» Task objective:
Take the data that follows and retype it word for word.

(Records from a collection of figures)
------

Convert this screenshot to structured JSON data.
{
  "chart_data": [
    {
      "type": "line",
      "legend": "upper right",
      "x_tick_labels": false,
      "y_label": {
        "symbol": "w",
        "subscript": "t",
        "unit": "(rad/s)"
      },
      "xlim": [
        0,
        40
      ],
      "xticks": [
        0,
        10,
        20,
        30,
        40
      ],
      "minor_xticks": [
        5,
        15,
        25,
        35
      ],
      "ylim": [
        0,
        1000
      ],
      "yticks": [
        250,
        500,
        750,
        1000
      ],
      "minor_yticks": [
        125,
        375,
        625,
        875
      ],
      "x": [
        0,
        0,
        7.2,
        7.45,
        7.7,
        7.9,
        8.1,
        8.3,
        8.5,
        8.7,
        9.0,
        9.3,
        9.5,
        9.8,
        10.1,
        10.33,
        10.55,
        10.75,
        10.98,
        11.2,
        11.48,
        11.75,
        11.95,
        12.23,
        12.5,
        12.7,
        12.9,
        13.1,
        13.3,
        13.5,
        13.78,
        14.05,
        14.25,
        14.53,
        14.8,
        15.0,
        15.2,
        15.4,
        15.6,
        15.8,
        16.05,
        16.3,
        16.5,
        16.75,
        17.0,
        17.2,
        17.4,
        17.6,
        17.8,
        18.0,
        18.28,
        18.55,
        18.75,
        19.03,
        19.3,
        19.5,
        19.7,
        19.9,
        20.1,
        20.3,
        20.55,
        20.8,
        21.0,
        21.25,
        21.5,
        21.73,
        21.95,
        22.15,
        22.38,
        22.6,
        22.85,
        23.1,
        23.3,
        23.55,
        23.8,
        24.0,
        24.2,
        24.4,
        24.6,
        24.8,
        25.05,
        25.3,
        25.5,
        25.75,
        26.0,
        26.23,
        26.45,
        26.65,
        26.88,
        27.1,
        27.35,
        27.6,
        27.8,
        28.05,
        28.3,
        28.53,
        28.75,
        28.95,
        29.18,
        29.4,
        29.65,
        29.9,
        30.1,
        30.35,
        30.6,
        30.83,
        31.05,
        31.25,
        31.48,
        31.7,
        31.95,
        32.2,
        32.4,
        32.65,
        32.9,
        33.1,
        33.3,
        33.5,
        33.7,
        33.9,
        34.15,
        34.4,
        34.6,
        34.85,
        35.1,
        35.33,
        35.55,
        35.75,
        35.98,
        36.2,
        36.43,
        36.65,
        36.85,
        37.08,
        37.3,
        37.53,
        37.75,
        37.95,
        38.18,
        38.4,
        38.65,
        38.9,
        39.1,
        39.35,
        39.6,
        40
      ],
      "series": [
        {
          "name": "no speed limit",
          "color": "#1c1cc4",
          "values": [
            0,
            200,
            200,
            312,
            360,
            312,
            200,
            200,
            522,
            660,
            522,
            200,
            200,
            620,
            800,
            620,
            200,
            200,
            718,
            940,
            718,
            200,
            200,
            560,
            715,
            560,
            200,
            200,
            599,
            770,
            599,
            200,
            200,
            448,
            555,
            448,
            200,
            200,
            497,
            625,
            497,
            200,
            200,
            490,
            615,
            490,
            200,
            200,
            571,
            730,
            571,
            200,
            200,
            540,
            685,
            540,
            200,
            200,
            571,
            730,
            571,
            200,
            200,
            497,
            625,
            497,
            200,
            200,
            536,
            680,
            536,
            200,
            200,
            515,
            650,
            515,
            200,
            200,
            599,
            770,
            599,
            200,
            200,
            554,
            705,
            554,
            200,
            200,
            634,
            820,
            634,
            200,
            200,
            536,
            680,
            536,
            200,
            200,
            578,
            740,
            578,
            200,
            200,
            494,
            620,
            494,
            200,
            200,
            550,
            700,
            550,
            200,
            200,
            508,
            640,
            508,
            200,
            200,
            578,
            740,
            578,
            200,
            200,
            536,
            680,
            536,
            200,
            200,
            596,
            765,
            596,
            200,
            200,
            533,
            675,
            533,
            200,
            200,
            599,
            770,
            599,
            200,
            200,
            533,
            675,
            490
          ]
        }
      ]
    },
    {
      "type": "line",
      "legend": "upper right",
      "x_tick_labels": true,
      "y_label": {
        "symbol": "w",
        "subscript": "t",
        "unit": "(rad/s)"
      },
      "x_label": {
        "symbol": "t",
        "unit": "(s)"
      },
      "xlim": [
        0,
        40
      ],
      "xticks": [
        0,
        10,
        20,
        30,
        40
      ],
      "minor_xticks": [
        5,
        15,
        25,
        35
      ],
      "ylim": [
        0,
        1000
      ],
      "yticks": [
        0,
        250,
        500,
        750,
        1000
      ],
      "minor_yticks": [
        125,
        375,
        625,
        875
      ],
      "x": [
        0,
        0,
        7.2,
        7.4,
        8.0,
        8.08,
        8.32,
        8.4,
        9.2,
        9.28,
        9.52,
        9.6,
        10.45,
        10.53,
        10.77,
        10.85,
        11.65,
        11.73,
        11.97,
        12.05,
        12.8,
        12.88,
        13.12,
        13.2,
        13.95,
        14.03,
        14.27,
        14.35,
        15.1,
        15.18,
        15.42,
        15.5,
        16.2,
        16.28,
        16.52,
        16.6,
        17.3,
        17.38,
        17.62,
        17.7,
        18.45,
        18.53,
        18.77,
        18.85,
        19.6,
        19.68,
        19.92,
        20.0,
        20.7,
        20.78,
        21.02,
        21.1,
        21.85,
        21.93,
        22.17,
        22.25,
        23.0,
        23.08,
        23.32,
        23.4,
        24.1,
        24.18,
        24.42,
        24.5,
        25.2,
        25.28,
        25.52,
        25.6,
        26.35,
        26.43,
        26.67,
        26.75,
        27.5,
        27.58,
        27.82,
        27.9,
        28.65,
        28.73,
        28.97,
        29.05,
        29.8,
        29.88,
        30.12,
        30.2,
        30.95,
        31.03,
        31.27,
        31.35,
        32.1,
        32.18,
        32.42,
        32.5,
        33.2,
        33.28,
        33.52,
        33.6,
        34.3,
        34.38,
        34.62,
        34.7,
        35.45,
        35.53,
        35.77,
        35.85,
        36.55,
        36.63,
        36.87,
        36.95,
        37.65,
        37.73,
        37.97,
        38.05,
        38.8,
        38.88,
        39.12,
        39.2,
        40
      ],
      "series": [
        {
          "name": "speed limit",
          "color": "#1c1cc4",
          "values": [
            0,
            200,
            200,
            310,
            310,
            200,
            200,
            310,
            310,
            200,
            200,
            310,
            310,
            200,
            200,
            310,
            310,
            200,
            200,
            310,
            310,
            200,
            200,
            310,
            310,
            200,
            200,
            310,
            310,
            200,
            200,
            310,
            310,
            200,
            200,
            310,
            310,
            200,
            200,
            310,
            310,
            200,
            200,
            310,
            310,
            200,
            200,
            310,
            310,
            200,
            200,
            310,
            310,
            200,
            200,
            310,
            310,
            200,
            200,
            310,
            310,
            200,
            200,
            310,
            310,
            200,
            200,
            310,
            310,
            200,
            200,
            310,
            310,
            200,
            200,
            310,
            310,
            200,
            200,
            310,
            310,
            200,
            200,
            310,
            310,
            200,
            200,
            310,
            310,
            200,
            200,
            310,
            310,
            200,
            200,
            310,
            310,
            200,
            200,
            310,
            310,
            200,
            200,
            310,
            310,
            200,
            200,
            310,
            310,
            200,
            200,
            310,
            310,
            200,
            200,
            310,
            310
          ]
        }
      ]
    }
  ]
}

------

» Exercise result:
Convert this screenshot to structured JSON data.
{
  "chart_data": [
    {
      "type": "line",
      "legend": "upper right",
      "x_tick_labels": false,
      "y_label": {
        "symbol": "w",
        "subscript": "t",
        "unit": "(rad/s)"
      },
      "xlim": [
        0,
        40
      ],
      "xticks": [
        0,
        10,
        20,
        30,
        40
      ],
      "minor_xticks": [
        5,
        15,
        25,
        35
      ],
      "ylim": [
        0,
        1000
      ],
      "yticks": [
        250,
        500,
        750,
        1000
      ],
      "minor_yticks": [
        125,
        375,
        625,
        875
      ],
      "x": [
        0,
        0,
        7.2,
        7.45,
        7.7,
        7.9,
        8.1,
        8.3,
        8.5,
        8.7,
        9.0,
        9.3,
        9.5,
        9.8,
        10.1,
        10.33,
        10.55,
        10.75,
        10.98,
        11.2,
        11.48,
        11.75,
        11.95,
        12.23,
        12.5,
        12.7,
        12.9,
        13.1,
        13.3,
        13.5,
        13.78,
        14.05,
        14.25,
        14.53,
        14.8,
        15.0,
        15.2,
        15.4,
        15.6,
        15.8,
        16.05,
        16.3,
        16.5,
        16.75,
        17.0,
        17.2,
        17.4,
        17.6,
        17.8,
        18.0,
        18.28,
        18.55,
        18.75,
        19.03,
        19.3,
        19.5,
        19.7,
        19.9,
        20.1,
        20.3,
        20.55,
        20.8,
        21.0,
        21.25,
        21.5,
        21.73,
        21.95,
        22.15,
        22.38,
        22.6,
        22.85,
        23.1,
        23.3,
        23.55,
        23.8,
        24.0,
        24.2,
        24.4,
        24.6,
        24.8,
        25.05,
        25.3,
        25.5,
        25.75,
        26.0,
        26.23,
        26.45,
        26.65,
        26.88,
        27.1,
        27.35,
        27.6,
        27.8,
        28.05,
        28.3,
        28.53,
        28.75,
        28.95,
        29.18,
        29.4,
        29.65,
        29.9,
        30.1,
        30.35,
        30.6,
        30.83,
        31.05,
        31.25,
        31.48,
        31.7,
        31.95,
        32.2,
        32.4,
        32.65,
        32.9,
        33.1,
        33.3,
        33.5,
        33.7,
        33.9,
        34.15,
        34.4,
        34.6,
        34.85,
        35.1,
        35.33,
        35.55,
        35.75,
        35.98,
        36.2,
        36.43,
        36.65,
        36.85,
        37.08,
        37.3,
        37.53,
        37.75,
        37.95,
        38.18,
        38.4,
        38.65,
        38.9,
        39.1,
        39.35,
        39.6,
        40
      ],
      "series": [
        {
          "name": "no speed limit",
          "color": "#1c1cc4",
          "values": [
            0,
            200,
            200,
            312,
            360,
            312,
            200,
            200,
            522,
            660,
            522,
            200,
            200,
            620,
            800,
            620,
            200,
            200,
            718,
            940,
            718,
            200,
            200,
            560,
            715,
            560,
            200,
            200,
            599,
            770,
            599,
            200,
            200,
            448,
            555,
            448,
            200,
            200,
            497,
            625,
            497,
            200,
            200,
            490,
            615,
            490,
            200,
            200,
            571,
            730,
            571,
            200,
            200,
            540,
            685,
            540,
            200,
            200,
            571,
            730,
            571,
            200,
            200,
            497,
            625,
            497,
            200,
            200,
            536,
            680,
            536,
            200,
            200,
            515,
            650,
            515,
            200,
            200,
            599,
            770,
            599,
            200,
            200,
            554,
            705,
            554,
            200,
            200,
            634,
            820,
            634,
            200,
            200,
            536,
            680,
            536,
            200,
            200,
            578,
            740,
            578,
            200,
            200,
            494,
            620,
            494,
            200,
            200,
            550,
            700,
            550,
            200,
            200,
            508,
            640,
            508,
            200,
            200,
            578,
            740,
            578,
            200,
            200,
            536,
            680,
            536,
            200,
            200,
            596,
            765,
            596,
            200,
            200,
            533,
            675,
            533,
            200,
            200,
            599,
            770,
            599,
            200,
            200,
            533,
            675,
            490
          ]
        }
      ]
    },
    {
      "type": "line",
      "legend": "upper right",
      "x_tick_labels": true,
      "y_label": {
        "symbol": "w",
        "subscript": "t",
        "unit": "(rad/s)"
      },
      "x_label": {
        "symbol": "t",
        "unit": "(s)"
      },
      "xlim": [
        0,
        40
      ],
      "xticks": [
        0,
        10,
        20,
        30,
        40
      ],
      "minor_xticks": [
        5,
        15,
        25,
        35
      ],
      "ylim": [
        0,
        1000
      ],
      "yticks": [
        0,
        250,
        500,
        750,
        1000
      ],
      "minor_yticks": [
        125,
        375,
        625,
        875
      ],
      "x": [
        0,
        0,
        7.2,
        7.4,
        8.0,
        8.08,
        8.32,
        8.4,
        9.2,
        9.28,
        9.52,
        9.6,
        10.45,
        10.53,
        10.77,
        10.85,
        11.65,
        11.73,
        11.97,
        12.05,
        12.8,
        12.88,
        13.12,
        13.2,
        13.95,
        14.03,
        14.27,
        14.35,
        15.1,
        15.18,
        15.42,
        15.5,
        16.2,
        16.28,
        16.52,
        16.6,
        17.3,
        17.38,
        17.62,
        17.7,
        18.45,
        18.53,
        18.77,
        18.85,
        19.6,
        19.68,
        19.92,
        20.0,
        20.7,
        20.78,
        21.02,
        21.1,
        21.85,
        21.93,
        22.17,
        22.25,
        23.0,
        23.08,
        23.32,
        23.4,
        24.1,
        24.18,
        24.42,
        24.5,
        25.2,
        25.28,
        25.52,
        25.6,
        26.35,
        26.43,
        26.67,
        26.75,
        27.5,
        27.58,
        27.82,
        27.9,
        28.65,
        28.73,
        28.97,
        29.05,
        29.8,
        29.88,
        30.12,
        30.2,
        30.95,
        31.03,
        31.27,
        31.35,
        32.1,
        32.18,
        32.42,
        32.5,
        33.2,
        33.28,
        33.52,
        33.6,
        34.3,
        34.38,
        34.62,
        34.7,
        35.45,
        35.53,
        35.77,
        35.85,
        36.55,
        36.63,
        36.87,
        36.95,
        37.65,
        37.73,
        37.97,
        38.05,
        38.8,
        38.88,
        39.12,
        39.2,
        40
      ],
      "series": [
        {
          "name": "speed limit",
          "color": "#1c1cc4",
          "values": [
            0,
            200,
            200,
            310,
            310,
            200,
            200,
            310,
            310,
            200,
            200,
            310,
            310,
            200,
            200,
            310,
            310,
            200,
            200,
            310,
            310,
            200,
            200,
            310,
            310,
            200,
            200,
            310,
            310,
            200,
            200,
            310,
            310,
            200,
            200,
            310,
            310,
            200,
            200,
            310,
            310,
            200,
            200,
            310,
            310,
            200,
            200,
            310,
            310,
            200,
            200,
            310,
            310,
            200,
            200,
            310,
            310,
            200,
            200,
            310,
            310,
            200,
            200,
            310,
            310,
            200,
            200,
            310,
            310,
            200,
            200,
            310,
            310,
            200,
            200,
            310,
            310,
            200,
            200,
            310,
            310,
            200,
            200,
            310,
            310,
            200,
            200,
            310,
            310,
            200,
            200,
            310,
            310,
            200,
            200,
            310,
            310,
            200,
            200,
            310,
            310,
            200,
            200,
            310,
            310,
            200,
            200,
            310,
            310,
            200,
            200,
            310,
            310,
            200,
            200,
            310,
            310
          ]
        }
      ]
    }
  ]
}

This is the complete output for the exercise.